#### [Written task]
Copy each line of the records that contains the word "JSON".

* Start Input material *

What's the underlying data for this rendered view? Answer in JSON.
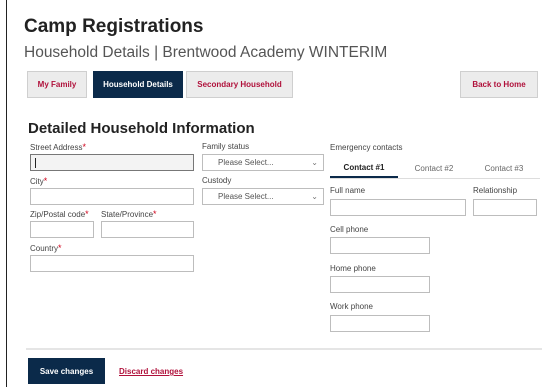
{
  "header": {
    "title": "Camp Registrations",
    "subtitle": "Household Details | Brentwood Academy WINTERIM"
  },
  "nav": {
    "tabs": [
      {
        "label": "My Family",
        "active": false
      },
      {
        "label": "Household Details",
        "active": true
      },
      {
        "label": "Secondary Household",
        "active": false
      }
    ],
    "back_label": "Back to Home"
  },
  "section": {
    "title": "Detailed Household Information"
  },
  "form": {
    "street_label": "Street Address",
    "street_value": "",
    "city_label": "City",
    "zip_label": "Zip/Postal code",
    "state_label": "State/Province",
    "country_label": "Country",
    "required_mark": "*",
    "family_status_label": "Family status",
    "family_status_value": "Please Select...",
    "custody_label": "Custody",
    "custody_value": "Please Select..."
  },
  "emergency": {
    "title": "Emergency contacts",
    "tabs": [
      {
        "label": "Contact #1",
        "active": true
      },
      {
        "label": "Contact #2",
        "active": false
      },
      {
        "label": "Contact #3",
        "active": false
      }
    ],
    "full_name_label": "Full name",
    "relationship_label": "Relationship",
    "cell_label": "Cell phone",
    "home_label": "Home phone",
    "work_label": "Work phone"
  },
  "footer": {
    "save_label": "Save changes",
    "discard_label": "Discard changes"
  },
  "colors": {
    "navy": "#0b2a4a",
    "accent_red": "#b0113b",
    "required_red": "#d0021b"
  },
  "icons": [
    "chevron-down-icon"
  ]
}
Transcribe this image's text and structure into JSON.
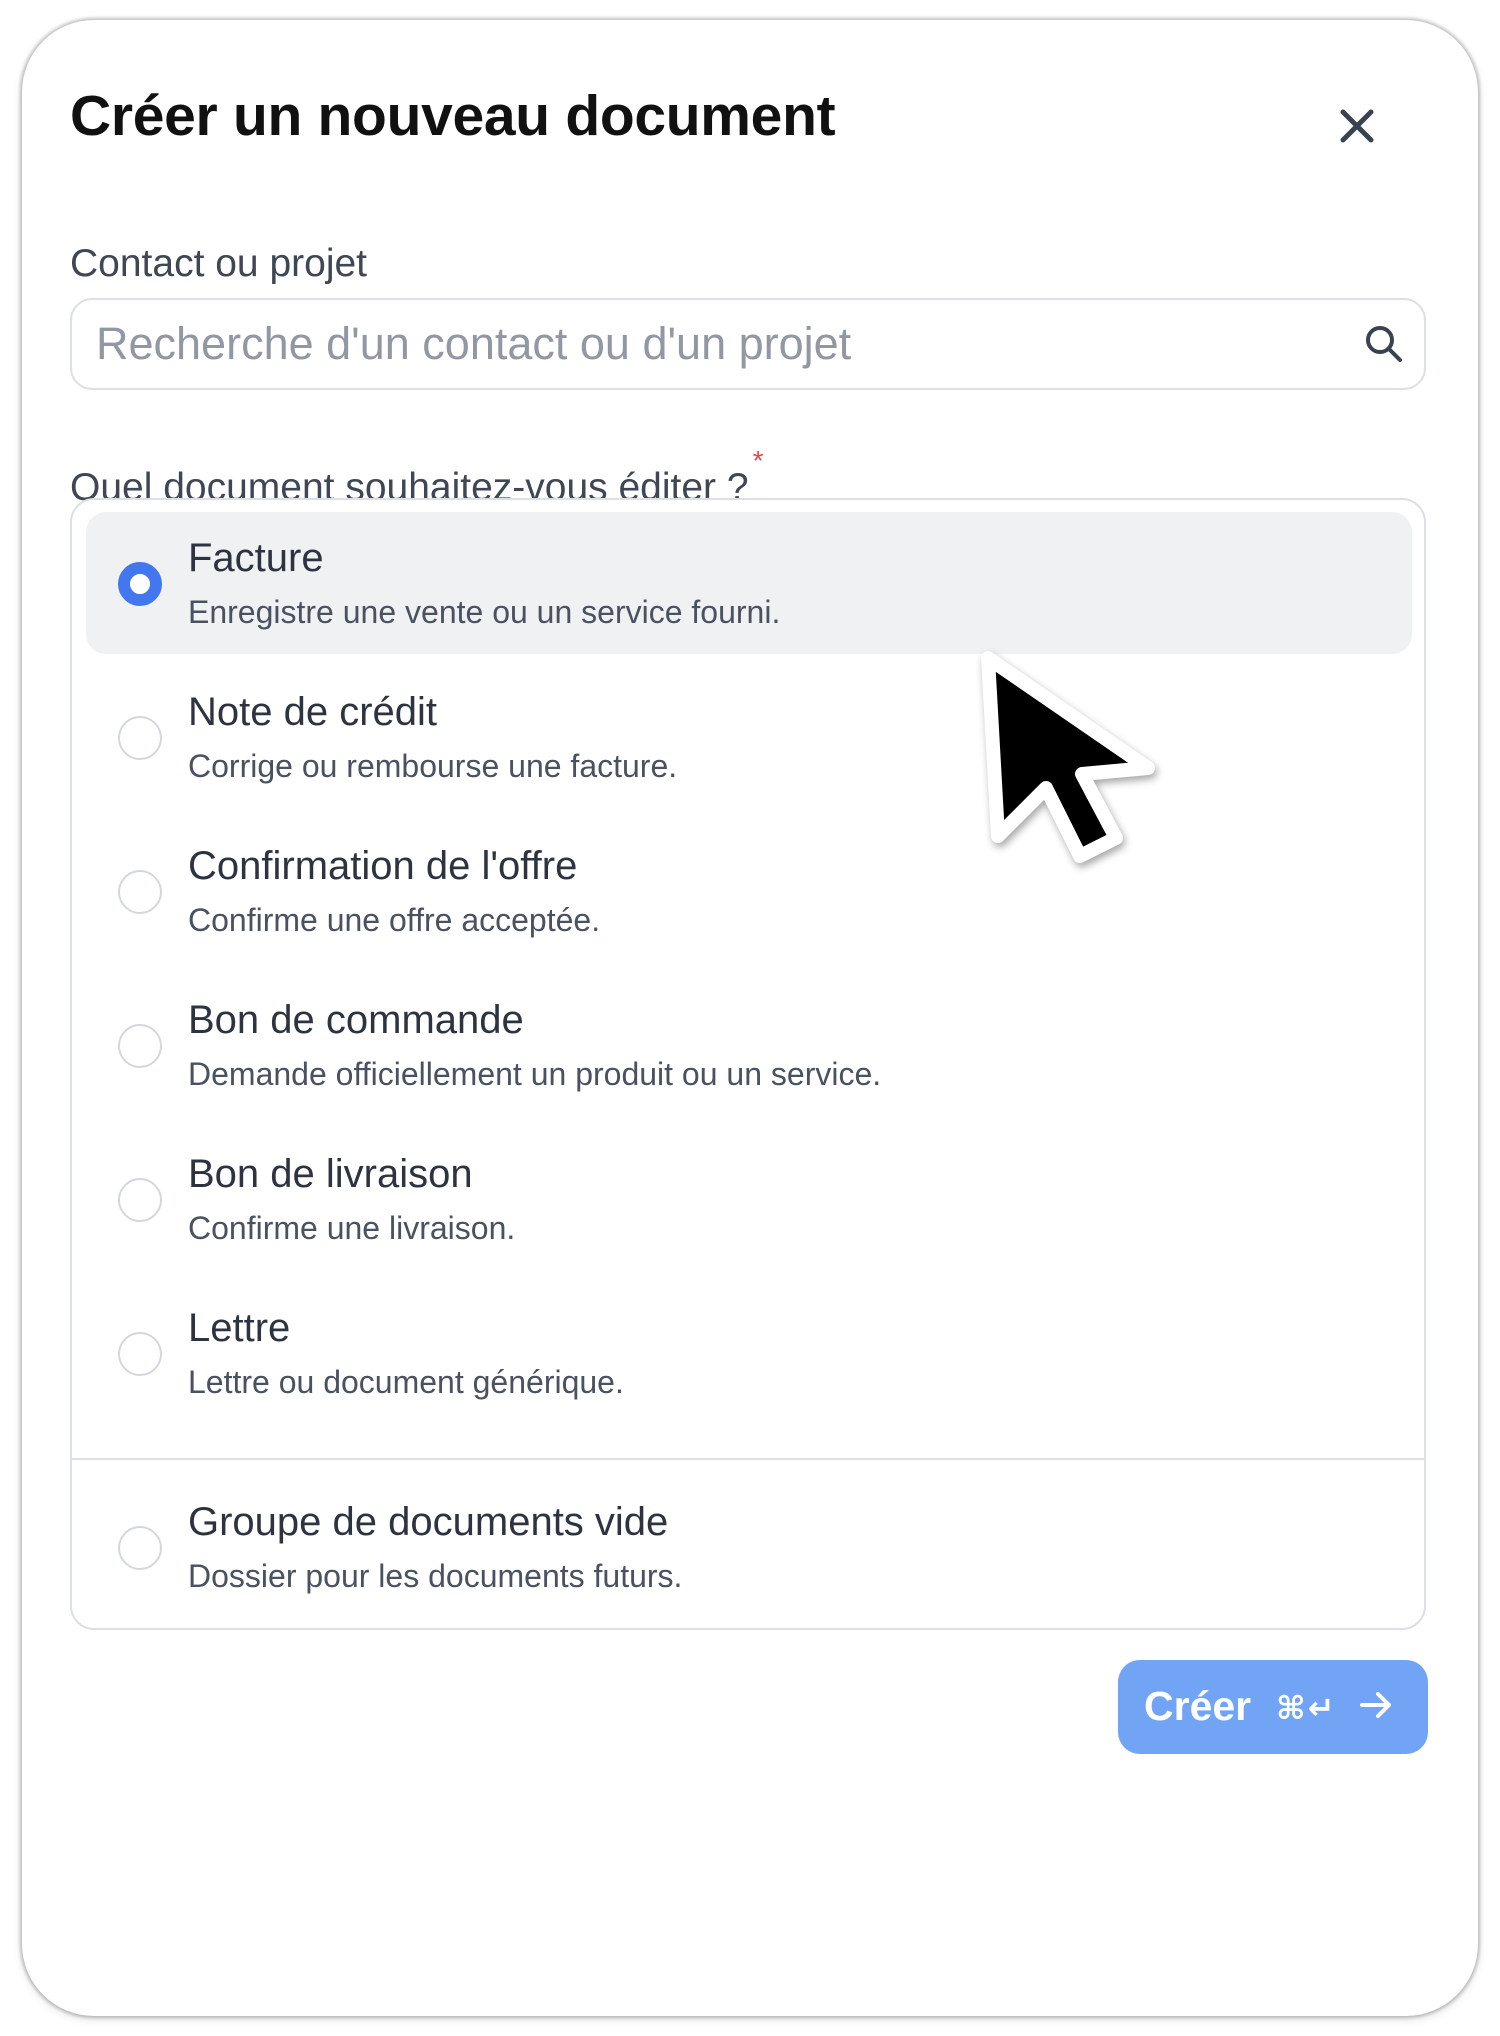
{
  "dialog": {
    "title": "Créer un nouveau document",
    "close_icon": "close-icon"
  },
  "contact": {
    "label": "Contact ou projet",
    "placeholder": "Recherche d'un contact ou d'un projet",
    "value": "",
    "icon": "search-icon"
  },
  "document_type": {
    "question": "Quel document souhaitez-vous éditer ?",
    "required_mark": "*",
    "selected_index": 0,
    "options": [
      {
        "title": "Facture",
        "description": "Enregistre une vente ou un service fourni."
      },
      {
        "title": "Note de crédit",
        "description": "Corrige ou rembourse une facture."
      },
      {
        "title": "Confirmation de l'offre",
        "description": "Confirme une offre acceptée."
      },
      {
        "title": "Bon de commande",
        "description": "Demande officiellement un produit ou un service."
      },
      {
        "title": "Bon de livraison",
        "description": "Confirme une livraison."
      },
      {
        "title": "Lettre",
        "description": "Lettre ou document générique."
      },
      {
        "title": "Groupe de documents vide",
        "description": "Dossier pour les documents futurs."
      }
    ]
  },
  "footer": {
    "create_label": "Créer",
    "shortcut": "⌘↵",
    "arrow_icon": "arrow-right-icon"
  },
  "colors": {
    "accent": "#4277f0",
    "button": "#71a4f5",
    "required": "#e5484d",
    "selected_row": "#f0f1f3"
  },
  "pointer": "mouse-cursor-icon"
}
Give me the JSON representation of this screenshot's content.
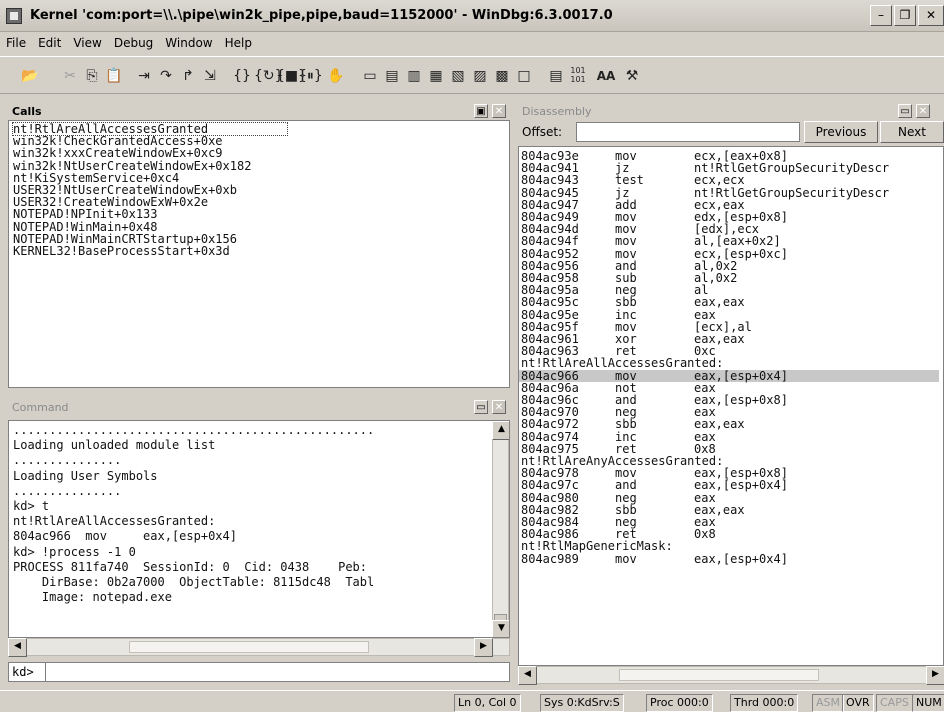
{
  "window": {
    "title": "Kernel 'com:port=\\\\.\\pipe\\win2k_pipe,pipe,baud=1152000' - WinDbg:6.3.0017.0",
    "min_glyph": "–",
    "max_glyph": "❐",
    "close_glyph": "✕"
  },
  "menu": [
    {
      "label": "File"
    },
    {
      "label": "Edit"
    },
    {
      "label": "View"
    },
    {
      "label": "Debug"
    },
    {
      "label": "Window"
    },
    {
      "label": "Help"
    }
  ],
  "toolbar": {
    "font_label": "AA",
    "binary_label": "101\n101"
  },
  "calls": {
    "title": "Calls",
    "frames": [
      "nt!RtlAreAllAccessesGranted",
      "win32k!CheckGrantedAccess+0xe",
      "win32k!xxxCreateWindowEx+0xc9",
      "win32k!NtUserCreateWindowEx+0x182",
      "nt!KiSystemService+0xc4",
      "USER32!NtUserCreateWindowEx+0xb",
      "USER32!CreateWindowExW+0x2e",
      "NOTEPAD!NPInit+0x133",
      "NOTEPAD!WinMain+0x48",
      "NOTEPAD!WinMainCRTStartup+0x156",
      "KERNEL32!BaseProcessStart+0x3d"
    ]
  },
  "command": {
    "title": "Command",
    "output": [
      "..................................................",
      "Loading unloaded module list",
      "...............",
      "Loading User Symbols",
      "...............",
      "kd> t",
      "nt!RtlAreAllAccessesGranted:",
      "804ac966  mov     eax,[esp+0x4]",
      "kd> !process -1 0",
      "PROCESS 811fa740  SessionId: 0  Cid: 0438    Peb:",
      "    DirBase: 0b2a7000  ObjectTable: 8115dc48  Tabl",
      "    Image: notepad.exe"
    ],
    "prompt": "kd>",
    "input_value": ""
  },
  "disassembly": {
    "title": "Disassembly",
    "offset_label": "Offset:",
    "offset_value": "",
    "previous_label": "Previous",
    "next_label": "Next",
    "rows": [
      {
        "addr": "804ac93e",
        "op": "mov",
        "args": "ecx,[eax+0x8]"
      },
      {
        "addr": "804ac941",
        "op": "jz",
        "args": "nt!RtlGetGroupSecurityDescr"
      },
      {
        "addr": "804ac943",
        "op": "test",
        "args": "ecx,ecx"
      },
      {
        "addr": "804ac945",
        "op": "jz",
        "args": "nt!RtlGetGroupSecurityDescr"
      },
      {
        "addr": "804ac947",
        "op": "add",
        "args": "ecx,eax"
      },
      {
        "addr": "804ac949",
        "op": "mov",
        "args": "edx,[esp+0x8]"
      },
      {
        "addr": "804ac94d",
        "op": "mov",
        "args": "[edx],ecx"
      },
      {
        "addr": "804ac94f",
        "op": "mov",
        "args": "al,[eax+0x2]"
      },
      {
        "addr": "804ac952",
        "op": "mov",
        "args": "ecx,[esp+0xc]"
      },
      {
        "addr": "804ac956",
        "op": "and",
        "args": "al,0x2"
      },
      {
        "addr": "804ac958",
        "op": "sub",
        "args": "al,0x2"
      },
      {
        "addr": "804ac95a",
        "op": "neg",
        "args": "al"
      },
      {
        "addr": "804ac95c",
        "op": "sbb",
        "args": "eax,eax"
      },
      {
        "addr": "804ac95e",
        "op": "inc",
        "args": "eax"
      },
      {
        "addr": "804ac95f",
        "op": "mov",
        "args": "[ecx],al"
      },
      {
        "addr": "804ac961",
        "op": "xor",
        "args": "eax,eax"
      },
      {
        "addr": "804ac963",
        "op": "ret",
        "args": "0xc"
      },
      {
        "label": "nt!RtlAreAllAccessesGranted:"
      },
      {
        "addr": "804ac966",
        "op": "mov",
        "args": "eax,[esp+0x4]",
        "highlight": true
      },
      {
        "addr": "804ac96a",
        "op": "not",
        "args": "eax"
      },
      {
        "addr": "804ac96c",
        "op": "and",
        "args": "eax,[esp+0x8]"
      },
      {
        "addr": "804ac970",
        "op": "neg",
        "args": "eax"
      },
      {
        "addr": "804ac972",
        "op": "sbb",
        "args": "eax,eax"
      },
      {
        "addr": "804ac974",
        "op": "inc",
        "args": "eax"
      },
      {
        "addr": "804ac975",
        "op": "ret",
        "args": "0x8"
      },
      {
        "label": "nt!RtlAreAnyAccessesGranted:"
      },
      {
        "addr": "804ac978",
        "op": "mov",
        "args": "eax,[esp+0x8]"
      },
      {
        "addr": "804ac97c",
        "op": "and",
        "args": "eax,[esp+0x4]"
      },
      {
        "addr": "804ac980",
        "op": "neg",
        "args": "eax"
      },
      {
        "addr": "804ac982",
        "op": "sbb",
        "args": "eax,eax"
      },
      {
        "addr": "804ac984",
        "op": "neg",
        "args": "eax"
      },
      {
        "addr": "804ac986",
        "op": "ret",
        "args": "0x8"
      },
      {
        "label": "nt!RtlMapGenericMask:"
      },
      {
        "addr": "804ac989",
        "op": "mov",
        "args": "eax,[esp+0x4]"
      }
    ]
  },
  "status": {
    "ln_col": "Ln 0, Col 0",
    "sys": "Sys 0:KdSrv:S",
    "proc": "Proc 000:0",
    "thrd": "Thrd 000:0",
    "asm": "ASM",
    "ovr": "OVR",
    "caps": "CAPS",
    "num": "NUM"
  }
}
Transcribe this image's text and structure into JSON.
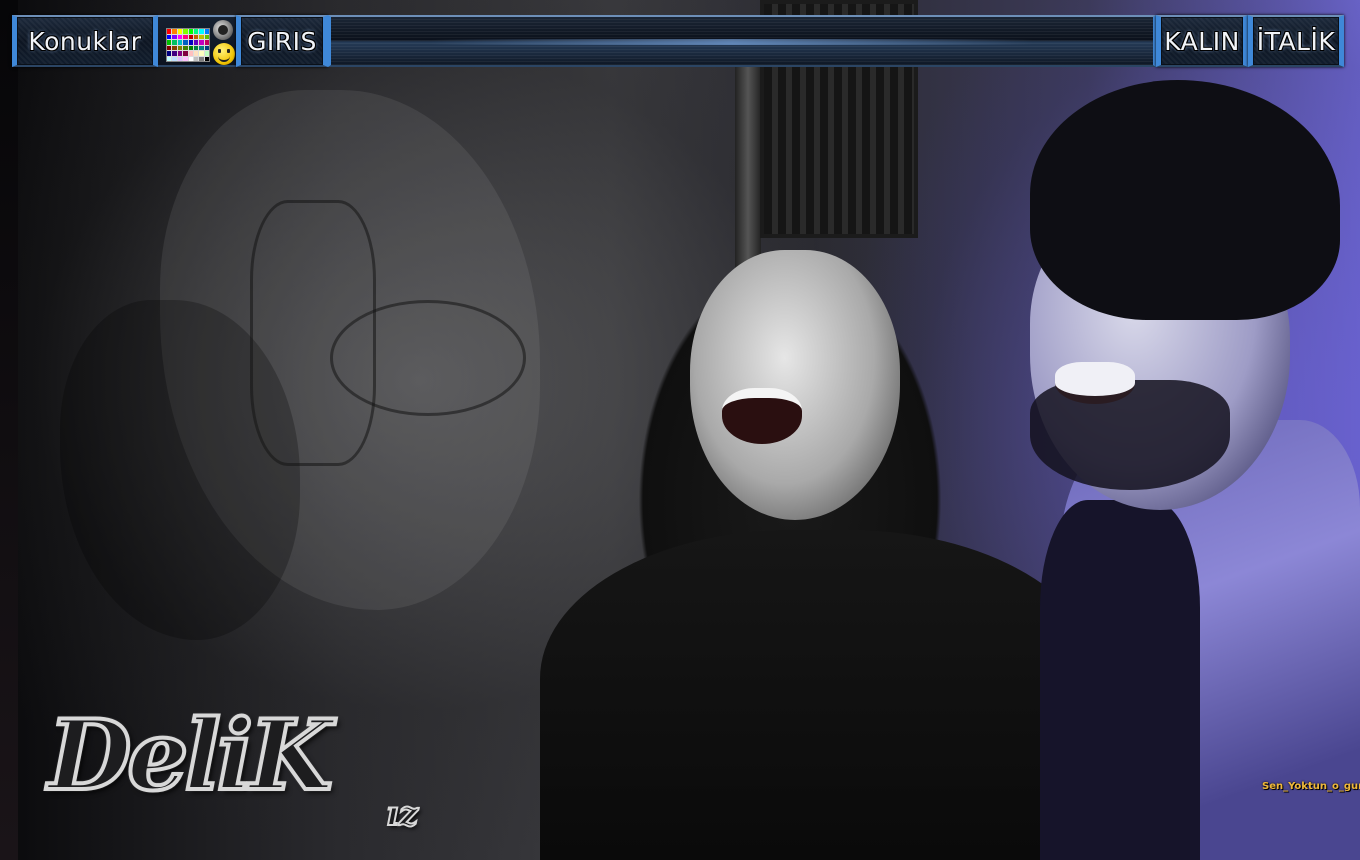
{
  "toolbar": {
    "guests_label": "Konuklar",
    "login_label": "GIRIS",
    "bold_label": "KALIN",
    "italic_label": "İTALİK",
    "message_value": "",
    "message_placeholder": ""
  },
  "icons": {
    "color_palette": "color-palette-icon",
    "smiley_settings": "gray-smiley-icon",
    "smiley_emoji": "yellow-smiley-icon"
  },
  "palette_colors": [
    "#ff0000",
    "#ff8000",
    "#ffff00",
    "#80ff00",
    "#00ff00",
    "#00ff80",
    "#00ffff",
    "#0080ff",
    "#0000ff",
    "#8000ff",
    "#ff00ff",
    "#ff0080",
    "#c00000",
    "#c06000",
    "#c0c000",
    "#60c000",
    "#00c000",
    "#00c060",
    "#00c0c0",
    "#0060c0",
    "#0000c0",
    "#6000c0",
    "#c000c0",
    "#c00060",
    "#800000",
    "#804000",
    "#808000",
    "#408000",
    "#008000",
    "#008040",
    "#008080",
    "#004080",
    "#000080",
    "#400080",
    "#800080",
    "#800040",
    "#ffc0c0",
    "#ffe0c0",
    "#ffffc0",
    "#c0ffc0",
    "#c0ffff",
    "#c0e0ff",
    "#e0c0ff",
    "#ffc0ff",
    "#ffffff",
    "#c0c0c0",
    "#808080",
    "#000000"
  ],
  "logo": {
    "main": "DeliK",
    "suffix": "ız"
  },
  "watermark": "Sen_Yoktun_o_gun",
  "colors": {
    "accent_blue": "#3f88d8",
    "bar_dark": "#0d1522",
    "watermark_gold": "#f0b93a"
  }
}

* End Input material *

#### [Correct answer]
What's the underlying data for this rendered view? Answer in JSON.
Transcribe this image's text and structure into JSON.
Give me the JSON representation of this screenshot's content.
Transcribe this image's text and structure into JSON.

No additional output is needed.